Start of MATERIAL FOR THE TASK

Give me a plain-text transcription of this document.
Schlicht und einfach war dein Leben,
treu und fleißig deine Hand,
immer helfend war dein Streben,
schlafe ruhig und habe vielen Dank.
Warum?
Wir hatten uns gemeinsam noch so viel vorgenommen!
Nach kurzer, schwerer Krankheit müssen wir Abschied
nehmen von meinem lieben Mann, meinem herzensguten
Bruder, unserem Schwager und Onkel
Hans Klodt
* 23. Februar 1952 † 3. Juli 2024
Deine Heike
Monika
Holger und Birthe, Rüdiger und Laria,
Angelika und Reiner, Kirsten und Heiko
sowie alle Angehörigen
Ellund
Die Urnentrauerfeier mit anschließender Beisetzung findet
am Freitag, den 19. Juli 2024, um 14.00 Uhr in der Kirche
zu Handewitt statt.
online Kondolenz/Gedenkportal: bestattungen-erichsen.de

End of MATERIAL FOR THE TASK

TASK STATEMENT >>
An exact reproduction of all the records is required.

RESULT FOR THIS TASK >>
Give me a plain-text transcription of this document.
Schlicht und einfach war dein Leben,
treu und fleißig deine Hand,
immer helfend war dein Streben,
schlafe ruhig und habe vielen Dank.
Warum?
Wir hatten uns gemeinsam noch so viel vorgenommen!
Nach kurzer, schwerer Krankheit müssen wir Abschied
nehmen von meinem lieben Mann, meinem herzensguten
Bruder, unserem Schwager und Onkel
Hans Klodt
* 23. Februar 1952 † 3. Juli 2024
Deine Heike
Monika
Holger und Birthe, Rüdiger und Laria,
Angelika und Reiner, Kirsten und Heiko
sowie alle Angehörigen
Ellund
Die Urnentrauerfeier mit anschließender Beisetzung findet
am Freitag, den 19. Juli 2024, um 14.00 Uhr in der Kirche
zu Handewitt statt.
online Kondolenz/Gedenkportal: bestattungen-erichsen.de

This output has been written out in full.